Data entries:

▬▬▬▬▬▬

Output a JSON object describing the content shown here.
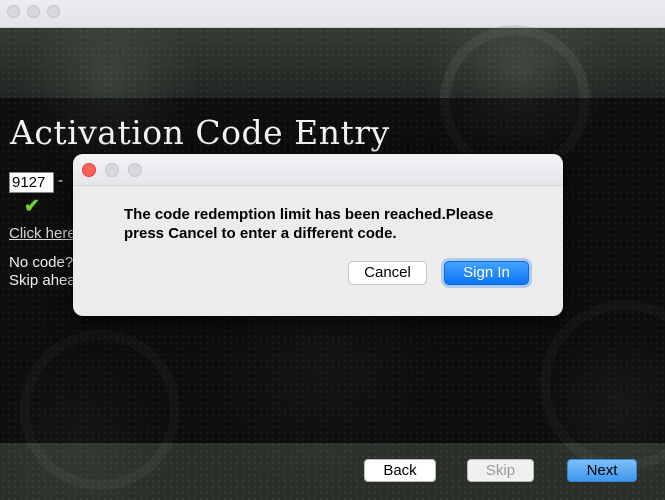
{
  "page": {
    "title": "Activation Code Entry",
    "code_value": "9127",
    "code_separator": "-",
    "checkmark": "✔",
    "click_link": "Click here",
    "no_code": "No code?",
    "skip_ahead": "Skip ahea"
  },
  "nav": {
    "back_label": "Back",
    "skip_label": "Skip",
    "next_label": "Next"
  },
  "dialog": {
    "message": "The code redemption limit has been reached.Please press Cancel to enter a different code.",
    "cancel_label": "Cancel",
    "signin_label": "Sign In"
  },
  "colors": {
    "accent": "#0a75f5",
    "close_red": "#fe5f57",
    "check_green": "#6fd12a"
  }
}
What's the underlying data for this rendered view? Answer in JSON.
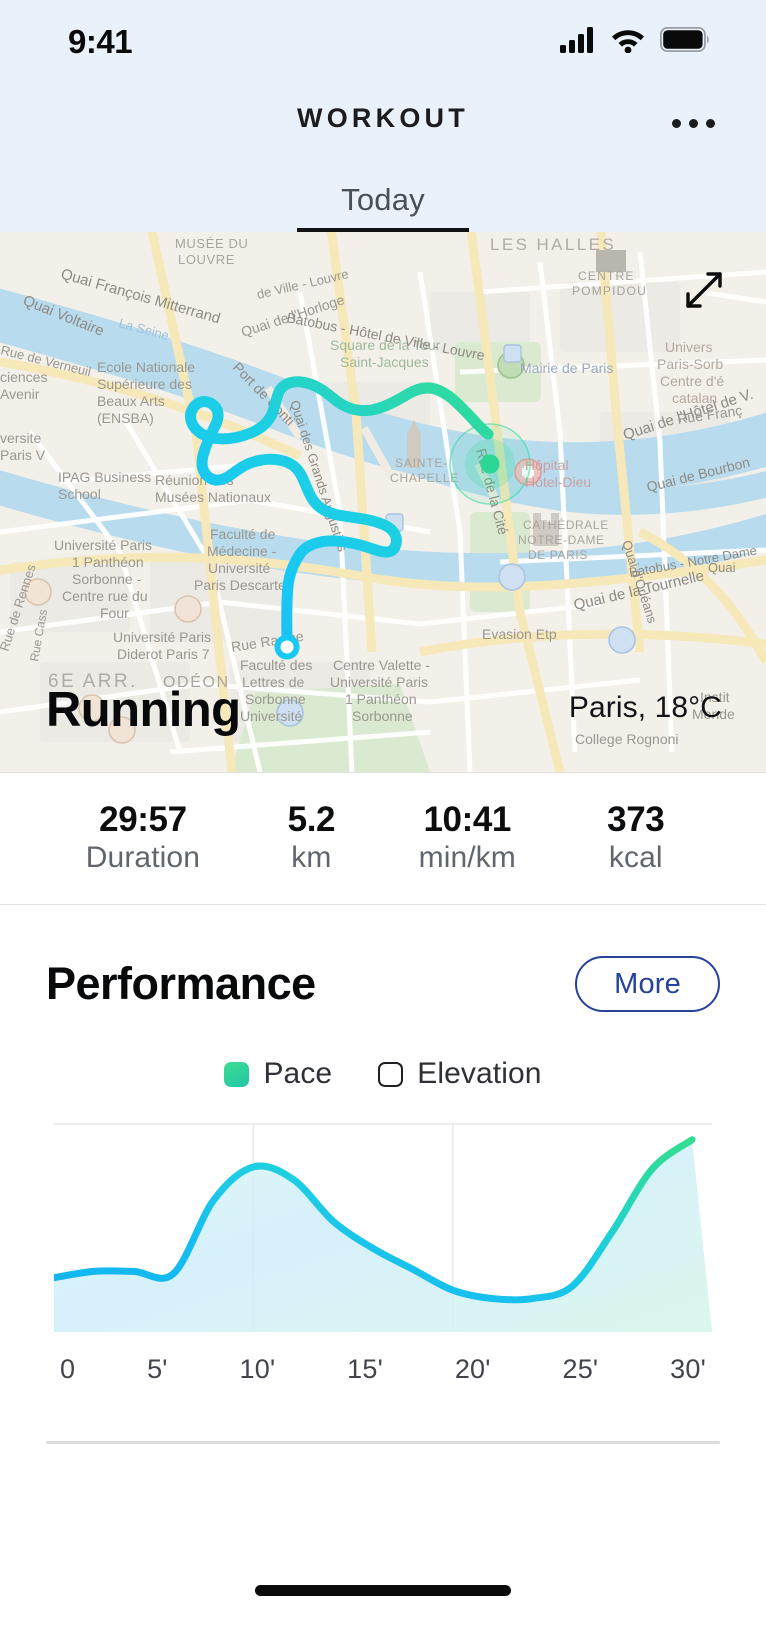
{
  "status_bar": {
    "time": "9:41",
    "cellular_icon": "cellular-signal-icon",
    "wifi_icon": "wifi-icon",
    "battery_icon": "battery-icon"
  },
  "nav": {
    "title": "WORKOUT",
    "more_icon": "overflow-menu-icon"
  },
  "tabs": [
    {
      "label": "Today",
      "active": true
    }
  ],
  "map": {
    "expand_icon": "expand-arrows-icon",
    "activity_title": "Running",
    "weather": "Paris, 18°C",
    "route_start_color": "#19c6f2",
    "route_end_color": "#2fd99a",
    "labels": [
      "MUSÉE DU LOUVRE",
      "Quai François Mitterrand",
      "La Seine",
      "Quai Voltaire",
      "Rue de Verneuil",
      "Ecole Nationale Supérieure des Beaux Arts (ENSBA)",
      "Port de Conti",
      "Sciences Po Avenir",
      "Université Paris V",
      "IPAG Business School",
      "Réunion des Musées Nationaux",
      "Université Paris 1 Panthéon Sorbonne - Centre rue du Four",
      "Université Paris Diderot Paris 7",
      "6E ARR.",
      "ODÉON",
      "Rue de Rennes",
      "Rue Cass",
      "Faculté de Médecine - Université Paris Descartes",
      "Rue Racine",
      "Faculté des Lettres de Sorbonne Université",
      "Centre Valette - Université Paris 1 Panthéon Sorbonne",
      "Evasion Etp",
      "College Rognoni",
      "Institut Monde",
      "LES HALLES",
      "CENTRE POMPIDOU",
      "Square de la Tour Saint-Jacques",
      "Mairie de Paris",
      "Quai de l'Horloge",
      "SAINTE-CHAPELLE",
      "Rue de la Cité",
      "Hôpital Hôtel-Dieu",
      "Quai de l'Hôtel de V.",
      "Quai de Bourbon",
      "Quai d'Orléans",
      "Batobus - Notre Dame",
      "Quai de la Tournelle",
      "Batobus - Hôtel de Ville - Louvre",
      "Quai des Grands Augustins",
      "Universit Paris-Sorb Centre d'é catalan",
      "Rue Franç"
    ]
  },
  "stats": [
    {
      "value": "29:57",
      "label": "Duration"
    },
    {
      "value": "5.2",
      "label": "km"
    },
    {
      "value": "10:41",
      "label": "min/km"
    },
    {
      "value": "373",
      "label": "kcal"
    }
  ],
  "performance": {
    "title": "Performance",
    "more_label": "More",
    "legend": [
      {
        "label": "Pace",
        "selected": true,
        "color": "#2fd99a"
      },
      {
        "label": "Elevation",
        "selected": false,
        "color": "#ffffff"
      }
    ]
  },
  "chart_data": {
    "type": "area",
    "title": "Performance",
    "xlabel": "",
    "ylabel": "",
    "grid": true,
    "legend_position": "top-center",
    "xticks": [
      "0",
      "5'",
      "10'",
      "15'",
      "20'",
      "25'",
      "30'"
    ],
    "xlim": [
      0,
      33
    ],
    "ylim": [
      0,
      100
    ],
    "series": [
      {
        "name": "Pace",
        "color_low": "#19bdf0",
        "color_high": "#2fd99a",
        "x": [
          0,
          2,
          4,
          6,
          8,
          10,
          12,
          14,
          16,
          18,
          20,
          22,
          24,
          26,
          28,
          30,
          32
        ],
        "values": [
          26,
          29,
          29,
          28,
          63,
          79,
          73,
          53,
          40,
          30,
          20,
          16,
          16,
          22,
          48,
          78,
          92
        ]
      }
    ]
  },
  "home_indicator": "home-indicator"
}
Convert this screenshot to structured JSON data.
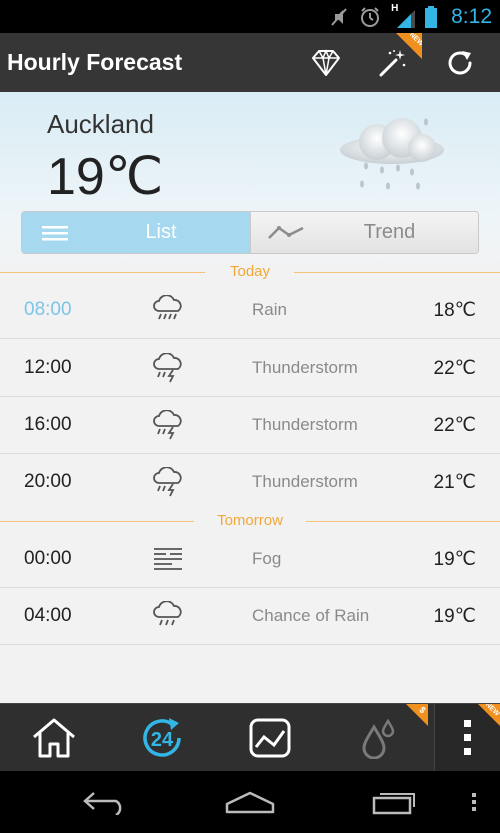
{
  "status_bar": {
    "time": "8:12",
    "network_label": "H",
    "icons": [
      "mute-icon",
      "alarm-icon",
      "signal-icon",
      "battery-icon"
    ]
  },
  "action_bar": {
    "title": "Hourly Forecast",
    "actions": [
      {
        "name": "premium-diamond-icon"
      },
      {
        "name": "magic-wand-icon",
        "badge": "NEW"
      },
      {
        "name": "refresh-icon"
      }
    ]
  },
  "current": {
    "city": "Auckland",
    "temperature": "19℃",
    "condition_icon": "rain-cloud-icon"
  },
  "view_toggle": {
    "list_label": "List",
    "trend_label": "Trend",
    "selected": "List"
  },
  "sections": [
    {
      "day": "Today",
      "rows": [
        {
          "time": "08:00",
          "condition": "Rain",
          "temp": "18℃",
          "icon": "rain-icon",
          "current": true
        },
        {
          "time": "12:00",
          "condition": "Thunderstorm",
          "temp": "22℃",
          "icon": "thunderstorm-icon"
        },
        {
          "time": "16:00",
          "condition": "Thunderstorm",
          "temp": "22℃",
          "icon": "thunderstorm-icon"
        },
        {
          "time": "20:00",
          "condition": "Thunderstorm",
          "temp": "21℃",
          "icon": "thunderstorm-icon"
        }
      ]
    },
    {
      "day": "Tomorrow",
      "rows": [
        {
          "time": "00:00",
          "condition": "Fog",
          "temp": "19℃",
          "icon": "fog-icon"
        },
        {
          "time": "04:00",
          "condition": "Chance of Rain",
          "temp": "19℃",
          "icon": "chance-rain-icon"
        }
      ]
    }
  ],
  "bottom_nav": {
    "items": [
      {
        "name": "home-icon"
      },
      {
        "name": "hourly-24-icon",
        "active": true
      },
      {
        "name": "trend-chart-icon"
      },
      {
        "name": "humidity-drops-icon",
        "badge": "$"
      },
      {
        "name": "overflow-menu-icon",
        "badge": "NEW"
      }
    ]
  },
  "system_nav": [
    "back-icon",
    "home-nav-icon",
    "recent-apps-icon",
    "menu-dots-icon"
  ],
  "colors": {
    "accent_blue": "#33b5e5",
    "list_selected": "#a6d8ef",
    "divider_orange": "#f0a83a",
    "action_bar": "#363636"
  }
}
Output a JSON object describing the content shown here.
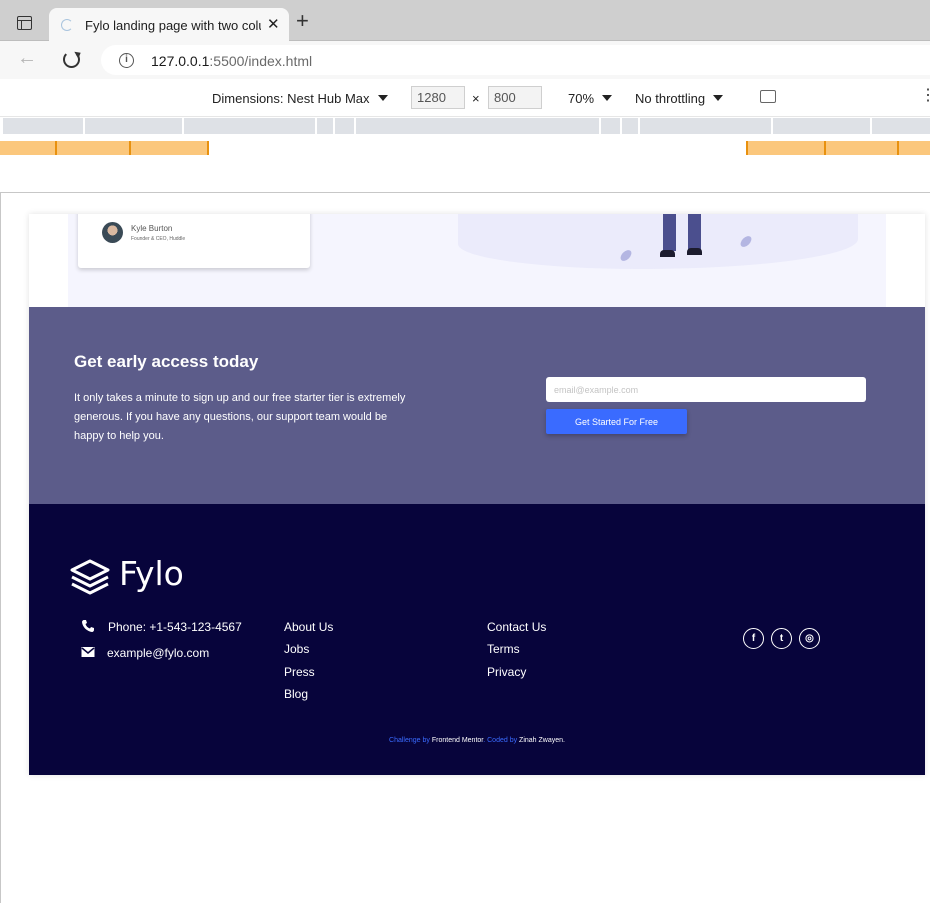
{
  "browser": {
    "tab_title": "Fylo landing page with two colum",
    "url_host": "127.0.0.1",
    "url_path": ":5500/index.html",
    "new_tab": "+"
  },
  "devtools": {
    "device": "Dimensions: Nest Hub Max",
    "width": "1280",
    "height": "800",
    "times": "×",
    "zoom": "70%",
    "throttling": "No throttling"
  },
  "testimonial": {
    "name": "Kyle Burton",
    "role": "Founder & CEO, Huddle"
  },
  "access": {
    "title": "Get early access today",
    "text": "It only takes a minute to sign up and our free starter tier is extremely generous. If you have any questions, our support team would be happy to help you.",
    "email_placeholder": "email@example.com",
    "cta_label": "Get Started For Free"
  },
  "footer": {
    "brand": "Fylo",
    "phone": "Phone: +1-543-123-4567",
    "email": "example@fylo.com",
    "links_col1": [
      "About Us",
      "Jobs",
      "Press",
      "Blog"
    ],
    "links_col2": [
      "Contact Us",
      "Terms",
      "Privacy"
    ],
    "socials": [
      {
        "icon": "facebook-icon",
        "glyph": "f"
      },
      {
        "icon": "twitter-icon",
        "glyph": "t"
      },
      {
        "icon": "instagram-icon",
        "glyph": "◎"
      }
    ],
    "credits": {
      "challenge_prefix": "Challenge by",
      "challenge_by": "Frontend Mentor",
      "coded_prefix": ". Coded by",
      "coded_by": "Zinah Zwayen",
      "suffix": "."
    }
  },
  "colors": {
    "access_bg": "#5c5c8a",
    "footer_bg": "#07043b",
    "cta_bg": "#3a6bff",
    "testimonial_bg": "#f5f5fe"
  }
}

▬▬▬▬▬▬

EXERCISE DIRECTIONS:
Tally every line of the data that holds the word "email" and write the count alone.

WRITTEN SOLUTION:
2